Search the material below for the string "ΚΡΑΤΙΚΟΥ" and extract each line that has it.

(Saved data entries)
==*==

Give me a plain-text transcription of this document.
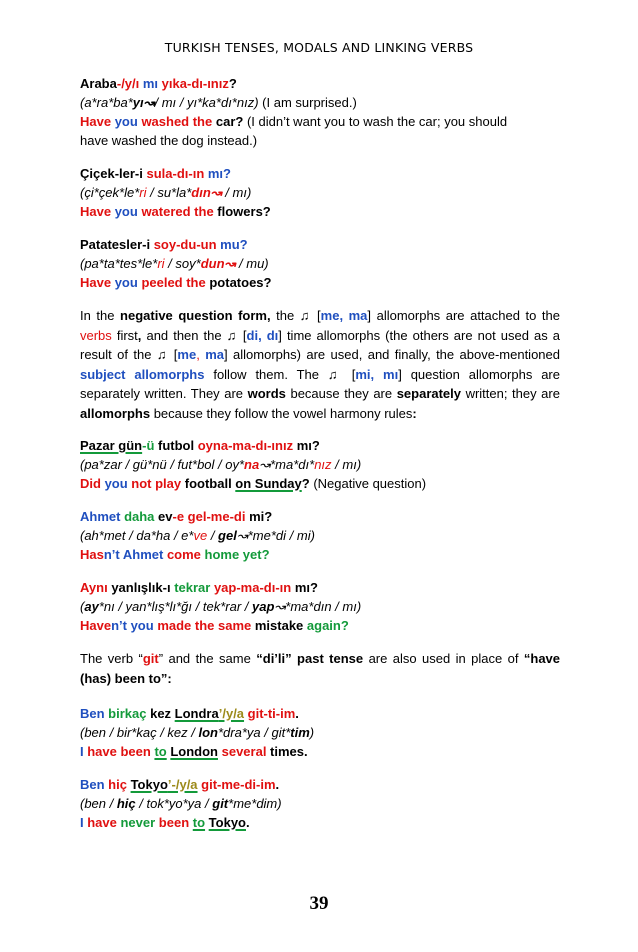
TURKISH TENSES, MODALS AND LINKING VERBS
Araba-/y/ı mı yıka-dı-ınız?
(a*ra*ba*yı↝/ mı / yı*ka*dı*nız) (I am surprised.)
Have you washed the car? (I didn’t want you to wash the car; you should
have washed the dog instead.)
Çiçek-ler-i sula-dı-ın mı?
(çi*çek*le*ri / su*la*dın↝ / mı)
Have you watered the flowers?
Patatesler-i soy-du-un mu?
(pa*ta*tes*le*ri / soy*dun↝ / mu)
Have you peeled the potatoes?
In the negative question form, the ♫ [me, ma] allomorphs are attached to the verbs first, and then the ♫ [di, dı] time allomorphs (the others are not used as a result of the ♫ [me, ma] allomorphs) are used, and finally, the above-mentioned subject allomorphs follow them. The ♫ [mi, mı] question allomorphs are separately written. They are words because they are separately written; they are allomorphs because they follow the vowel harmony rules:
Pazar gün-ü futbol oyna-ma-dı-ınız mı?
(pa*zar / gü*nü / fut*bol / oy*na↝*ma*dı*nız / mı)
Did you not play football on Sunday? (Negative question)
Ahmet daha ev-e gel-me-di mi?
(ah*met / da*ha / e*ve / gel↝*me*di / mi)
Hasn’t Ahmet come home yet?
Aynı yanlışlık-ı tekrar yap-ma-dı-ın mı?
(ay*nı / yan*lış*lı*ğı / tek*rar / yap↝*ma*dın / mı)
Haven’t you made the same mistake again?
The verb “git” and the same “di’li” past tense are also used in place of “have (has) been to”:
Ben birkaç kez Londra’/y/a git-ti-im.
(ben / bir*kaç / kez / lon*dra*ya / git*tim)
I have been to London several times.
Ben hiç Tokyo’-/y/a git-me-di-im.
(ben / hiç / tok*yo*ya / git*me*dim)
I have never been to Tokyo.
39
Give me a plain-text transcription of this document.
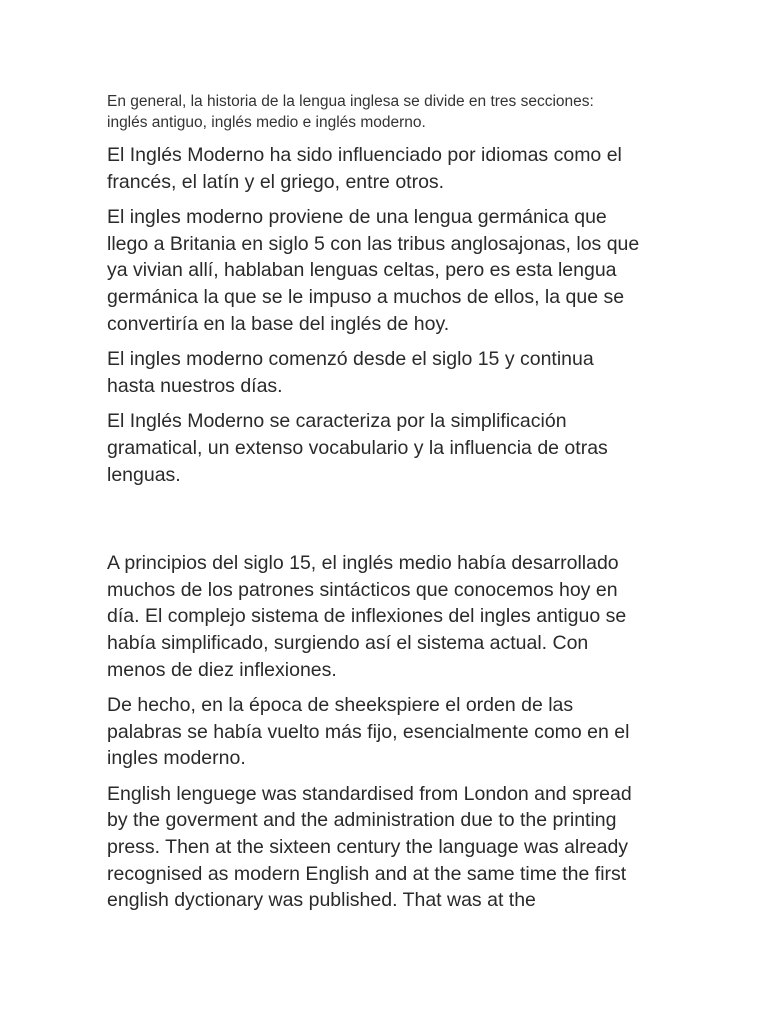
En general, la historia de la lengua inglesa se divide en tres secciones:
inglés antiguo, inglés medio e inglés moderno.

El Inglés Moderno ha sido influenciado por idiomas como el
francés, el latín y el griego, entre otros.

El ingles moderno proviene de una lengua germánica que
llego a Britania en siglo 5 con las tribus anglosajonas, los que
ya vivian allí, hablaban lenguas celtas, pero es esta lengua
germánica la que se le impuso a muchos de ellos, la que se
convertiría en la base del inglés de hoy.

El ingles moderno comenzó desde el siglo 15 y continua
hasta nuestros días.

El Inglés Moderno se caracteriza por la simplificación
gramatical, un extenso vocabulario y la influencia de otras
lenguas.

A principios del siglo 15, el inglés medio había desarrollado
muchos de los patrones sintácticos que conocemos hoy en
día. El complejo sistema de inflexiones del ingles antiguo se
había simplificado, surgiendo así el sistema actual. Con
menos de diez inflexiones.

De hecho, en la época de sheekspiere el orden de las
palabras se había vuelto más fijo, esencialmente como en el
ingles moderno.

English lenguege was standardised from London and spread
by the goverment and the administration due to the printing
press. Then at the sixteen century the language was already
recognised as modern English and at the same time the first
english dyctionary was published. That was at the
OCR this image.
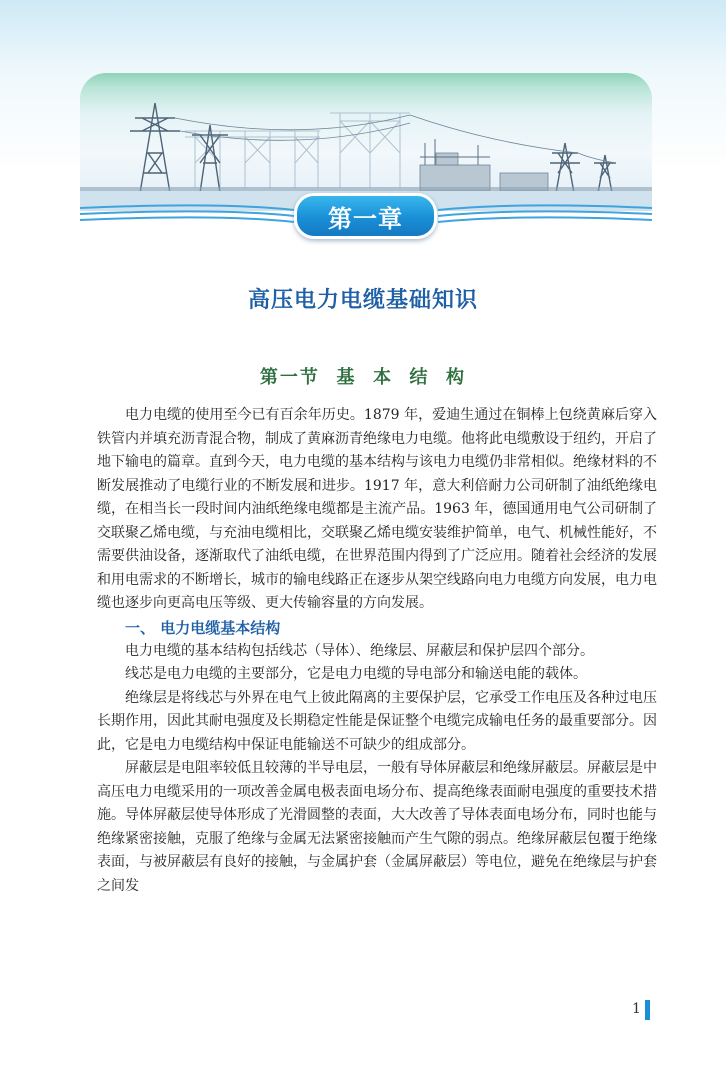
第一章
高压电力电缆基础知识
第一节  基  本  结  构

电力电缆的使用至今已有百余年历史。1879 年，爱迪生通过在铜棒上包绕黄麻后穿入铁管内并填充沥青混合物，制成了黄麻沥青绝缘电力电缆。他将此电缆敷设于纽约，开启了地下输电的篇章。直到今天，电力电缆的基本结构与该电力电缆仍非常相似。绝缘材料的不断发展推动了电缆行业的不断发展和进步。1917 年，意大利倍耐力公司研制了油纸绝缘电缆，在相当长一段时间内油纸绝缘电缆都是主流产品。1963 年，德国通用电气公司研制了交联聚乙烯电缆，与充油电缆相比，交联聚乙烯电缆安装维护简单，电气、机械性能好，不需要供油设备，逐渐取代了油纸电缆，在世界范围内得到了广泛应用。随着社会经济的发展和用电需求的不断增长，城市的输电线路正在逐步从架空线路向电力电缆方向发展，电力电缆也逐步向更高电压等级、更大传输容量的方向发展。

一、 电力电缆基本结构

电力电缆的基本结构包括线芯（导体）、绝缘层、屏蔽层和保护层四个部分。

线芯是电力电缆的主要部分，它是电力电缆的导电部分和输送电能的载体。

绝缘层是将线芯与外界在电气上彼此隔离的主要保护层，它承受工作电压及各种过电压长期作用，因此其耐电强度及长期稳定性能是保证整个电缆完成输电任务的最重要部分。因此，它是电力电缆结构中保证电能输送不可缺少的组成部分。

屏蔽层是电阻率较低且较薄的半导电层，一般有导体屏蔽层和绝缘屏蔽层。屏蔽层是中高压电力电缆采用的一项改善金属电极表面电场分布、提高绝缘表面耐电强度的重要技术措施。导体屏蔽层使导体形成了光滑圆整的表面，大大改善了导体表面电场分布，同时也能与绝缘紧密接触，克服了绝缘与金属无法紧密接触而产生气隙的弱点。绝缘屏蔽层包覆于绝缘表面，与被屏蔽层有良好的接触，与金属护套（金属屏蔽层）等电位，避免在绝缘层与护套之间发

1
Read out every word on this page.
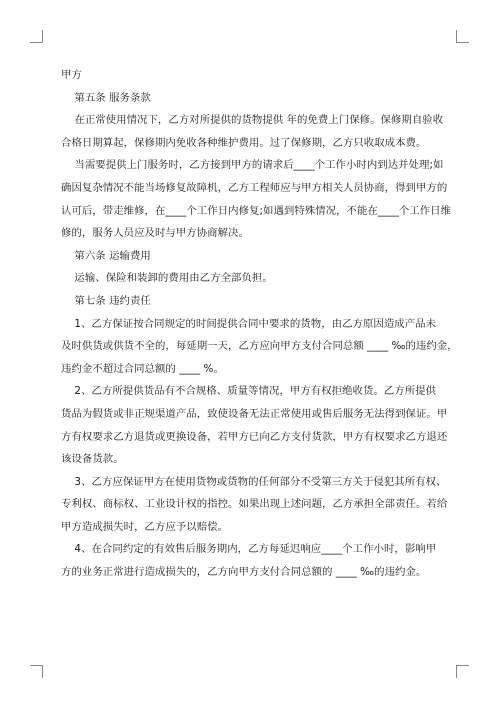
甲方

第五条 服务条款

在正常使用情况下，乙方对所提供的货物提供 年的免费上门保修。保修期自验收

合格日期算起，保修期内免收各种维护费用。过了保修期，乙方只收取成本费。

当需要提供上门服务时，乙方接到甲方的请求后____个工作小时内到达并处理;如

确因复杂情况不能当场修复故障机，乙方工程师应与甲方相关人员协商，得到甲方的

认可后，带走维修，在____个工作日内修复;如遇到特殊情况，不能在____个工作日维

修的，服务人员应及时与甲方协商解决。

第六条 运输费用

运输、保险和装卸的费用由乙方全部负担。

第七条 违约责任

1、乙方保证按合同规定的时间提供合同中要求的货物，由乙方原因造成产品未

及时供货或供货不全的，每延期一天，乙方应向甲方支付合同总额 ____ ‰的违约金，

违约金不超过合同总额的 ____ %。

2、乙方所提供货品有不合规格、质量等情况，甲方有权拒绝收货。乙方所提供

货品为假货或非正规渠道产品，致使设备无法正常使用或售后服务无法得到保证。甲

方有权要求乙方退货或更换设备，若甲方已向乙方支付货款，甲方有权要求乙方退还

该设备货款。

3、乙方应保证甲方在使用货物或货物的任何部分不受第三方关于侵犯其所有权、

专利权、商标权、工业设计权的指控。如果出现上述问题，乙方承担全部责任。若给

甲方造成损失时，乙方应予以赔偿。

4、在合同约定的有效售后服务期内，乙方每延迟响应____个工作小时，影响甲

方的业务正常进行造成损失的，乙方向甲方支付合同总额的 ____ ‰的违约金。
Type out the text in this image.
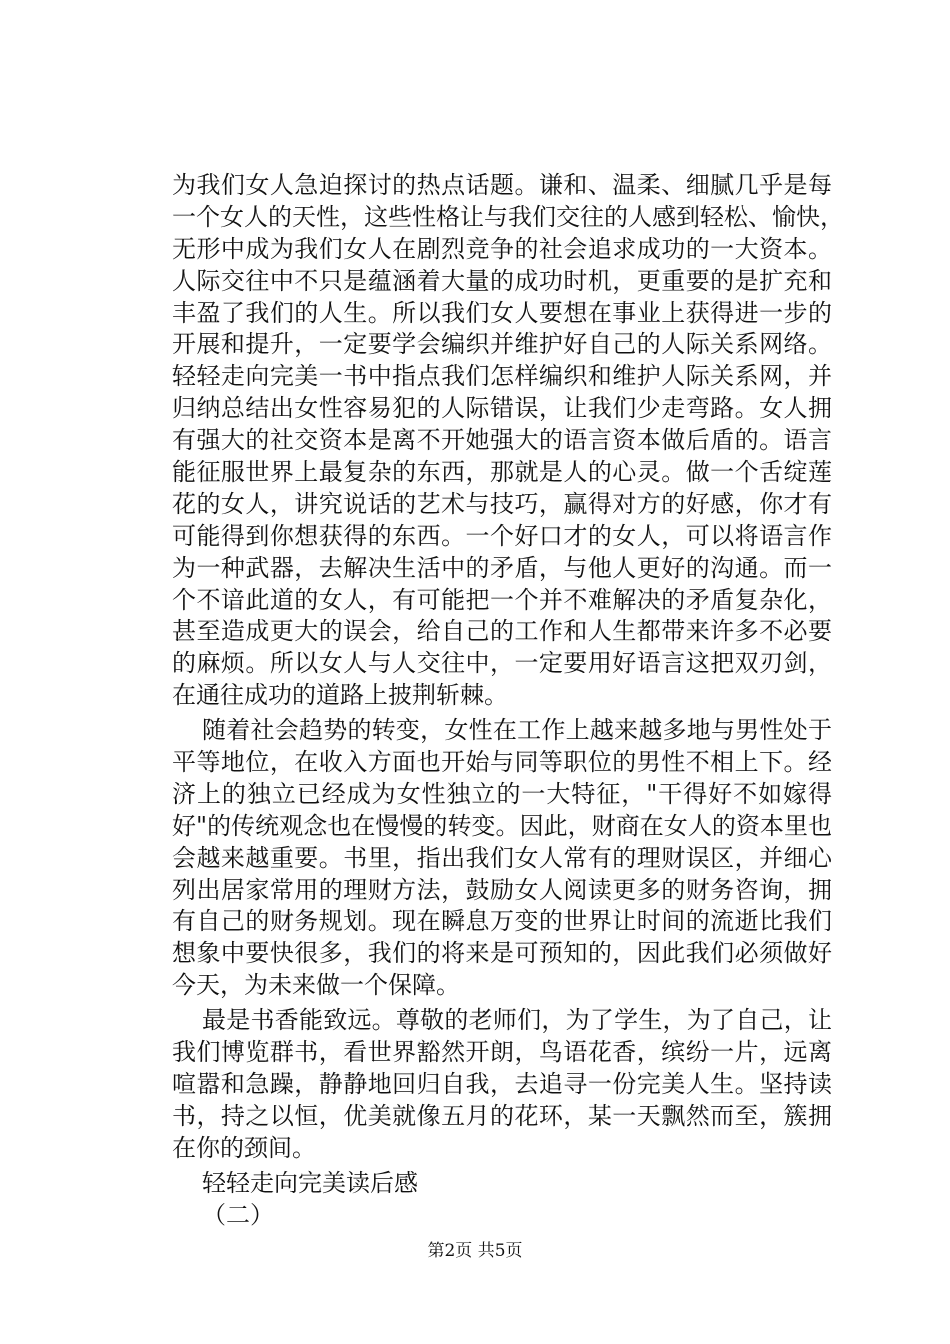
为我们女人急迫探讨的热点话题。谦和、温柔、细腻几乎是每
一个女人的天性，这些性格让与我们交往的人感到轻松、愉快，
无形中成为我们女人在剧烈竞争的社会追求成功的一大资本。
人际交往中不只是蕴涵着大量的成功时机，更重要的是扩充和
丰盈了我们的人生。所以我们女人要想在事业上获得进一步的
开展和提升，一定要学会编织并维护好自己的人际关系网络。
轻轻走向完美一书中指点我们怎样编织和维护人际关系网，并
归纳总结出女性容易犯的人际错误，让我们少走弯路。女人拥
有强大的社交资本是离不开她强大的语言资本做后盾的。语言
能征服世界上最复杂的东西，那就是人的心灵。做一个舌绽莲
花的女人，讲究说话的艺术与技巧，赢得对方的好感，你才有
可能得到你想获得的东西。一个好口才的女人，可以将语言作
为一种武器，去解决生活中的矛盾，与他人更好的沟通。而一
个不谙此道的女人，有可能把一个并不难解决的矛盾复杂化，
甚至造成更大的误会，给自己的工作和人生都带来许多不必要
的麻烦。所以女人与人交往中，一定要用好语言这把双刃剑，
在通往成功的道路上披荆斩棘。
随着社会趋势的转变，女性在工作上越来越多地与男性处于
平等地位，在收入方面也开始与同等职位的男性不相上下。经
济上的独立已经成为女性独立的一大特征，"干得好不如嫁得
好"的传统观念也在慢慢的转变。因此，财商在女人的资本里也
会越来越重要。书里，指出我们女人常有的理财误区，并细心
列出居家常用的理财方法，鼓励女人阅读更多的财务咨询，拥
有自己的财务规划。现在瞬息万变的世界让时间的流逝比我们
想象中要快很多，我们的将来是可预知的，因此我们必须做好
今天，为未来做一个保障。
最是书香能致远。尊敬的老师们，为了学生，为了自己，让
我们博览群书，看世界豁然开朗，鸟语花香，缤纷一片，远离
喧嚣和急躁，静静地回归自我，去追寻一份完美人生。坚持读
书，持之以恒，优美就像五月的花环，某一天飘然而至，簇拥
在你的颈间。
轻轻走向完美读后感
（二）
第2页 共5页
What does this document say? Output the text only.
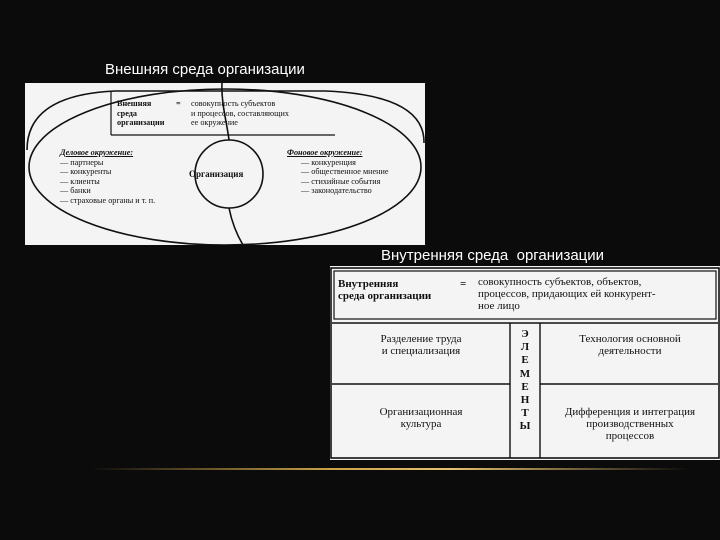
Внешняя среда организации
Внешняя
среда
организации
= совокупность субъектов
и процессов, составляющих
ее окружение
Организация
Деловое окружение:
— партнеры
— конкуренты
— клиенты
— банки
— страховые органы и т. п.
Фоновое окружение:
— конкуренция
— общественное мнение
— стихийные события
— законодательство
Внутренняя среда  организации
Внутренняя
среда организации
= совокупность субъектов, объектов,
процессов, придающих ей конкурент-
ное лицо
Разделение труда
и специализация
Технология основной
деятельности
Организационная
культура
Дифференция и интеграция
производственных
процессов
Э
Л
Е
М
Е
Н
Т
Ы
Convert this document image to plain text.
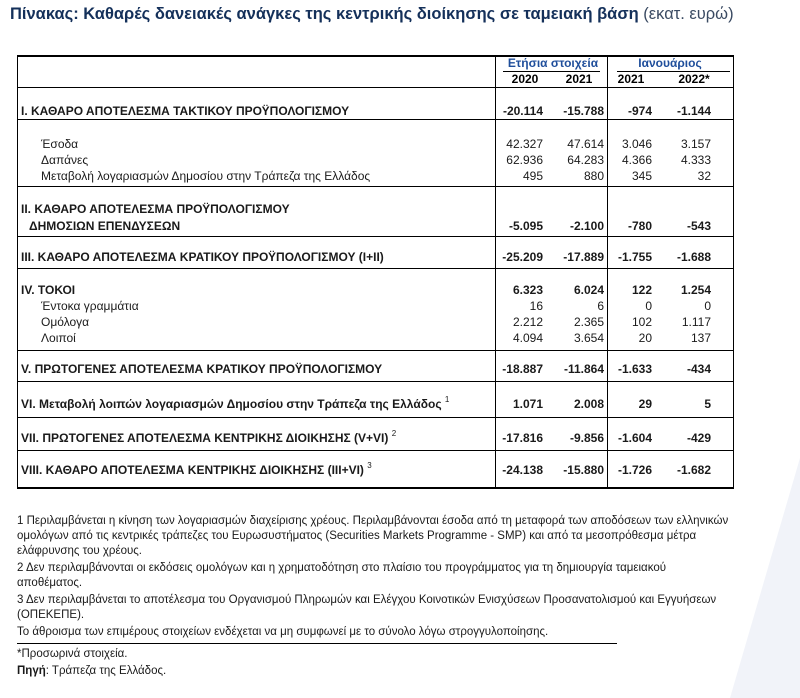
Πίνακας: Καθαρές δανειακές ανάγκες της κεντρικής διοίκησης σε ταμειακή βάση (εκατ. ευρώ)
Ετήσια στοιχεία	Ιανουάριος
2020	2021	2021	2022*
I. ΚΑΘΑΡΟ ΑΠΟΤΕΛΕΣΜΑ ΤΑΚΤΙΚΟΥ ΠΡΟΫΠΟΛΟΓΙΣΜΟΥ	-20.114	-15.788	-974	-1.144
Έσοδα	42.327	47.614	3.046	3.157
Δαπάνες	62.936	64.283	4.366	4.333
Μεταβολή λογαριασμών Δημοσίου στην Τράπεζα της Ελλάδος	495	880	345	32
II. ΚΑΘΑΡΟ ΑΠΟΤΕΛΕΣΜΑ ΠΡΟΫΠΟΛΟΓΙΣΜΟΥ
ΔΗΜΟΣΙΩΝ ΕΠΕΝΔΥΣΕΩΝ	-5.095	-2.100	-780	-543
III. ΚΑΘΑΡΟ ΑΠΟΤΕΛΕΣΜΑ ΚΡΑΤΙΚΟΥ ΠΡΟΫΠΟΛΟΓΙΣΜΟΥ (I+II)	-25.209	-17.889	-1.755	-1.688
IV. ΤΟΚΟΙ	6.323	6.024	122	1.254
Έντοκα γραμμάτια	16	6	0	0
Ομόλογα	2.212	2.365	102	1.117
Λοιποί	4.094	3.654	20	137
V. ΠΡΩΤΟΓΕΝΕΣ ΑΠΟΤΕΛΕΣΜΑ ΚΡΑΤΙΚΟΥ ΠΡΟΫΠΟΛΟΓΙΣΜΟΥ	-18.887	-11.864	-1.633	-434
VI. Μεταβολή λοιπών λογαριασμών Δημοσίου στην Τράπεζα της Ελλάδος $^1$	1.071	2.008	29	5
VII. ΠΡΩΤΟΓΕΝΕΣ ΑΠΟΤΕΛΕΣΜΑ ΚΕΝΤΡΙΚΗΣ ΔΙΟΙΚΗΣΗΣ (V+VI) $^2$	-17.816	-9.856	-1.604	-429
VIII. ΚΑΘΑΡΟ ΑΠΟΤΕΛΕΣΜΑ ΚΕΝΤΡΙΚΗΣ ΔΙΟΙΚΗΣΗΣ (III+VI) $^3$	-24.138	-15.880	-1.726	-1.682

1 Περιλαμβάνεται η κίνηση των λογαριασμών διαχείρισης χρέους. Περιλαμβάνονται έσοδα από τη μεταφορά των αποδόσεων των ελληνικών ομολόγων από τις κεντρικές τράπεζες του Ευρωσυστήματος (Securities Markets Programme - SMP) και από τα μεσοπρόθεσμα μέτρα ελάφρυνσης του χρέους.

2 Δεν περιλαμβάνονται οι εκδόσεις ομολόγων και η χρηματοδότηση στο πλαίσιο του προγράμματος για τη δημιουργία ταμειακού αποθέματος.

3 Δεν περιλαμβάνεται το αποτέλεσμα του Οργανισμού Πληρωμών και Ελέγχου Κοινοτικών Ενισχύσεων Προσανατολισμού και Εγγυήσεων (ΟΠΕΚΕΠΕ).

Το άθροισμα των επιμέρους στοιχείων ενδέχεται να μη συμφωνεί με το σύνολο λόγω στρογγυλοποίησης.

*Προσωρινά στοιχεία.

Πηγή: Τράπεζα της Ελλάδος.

==*==

- [Finished task]:
III. ΚΑΘΑΡΟ ΑΠΟΤΕΛΕΣΜΑ ΚΡΑΤΙΚΟΥ ΠΡΟΫΠΟΛΟΓΙΣΜΟΥ (I+II)	-25.209	-17.889	-1.755	-1.688
V. ΠΡΩΤΟΓΕΝΕΣ ΑΠΟΤΕΛΕΣΜΑ ΚΡΑΤΙΚΟΥ ΠΡΟΫΠΟΛΟΓΙΣΜΟΥ	-18.887	-11.864	-1.633	-434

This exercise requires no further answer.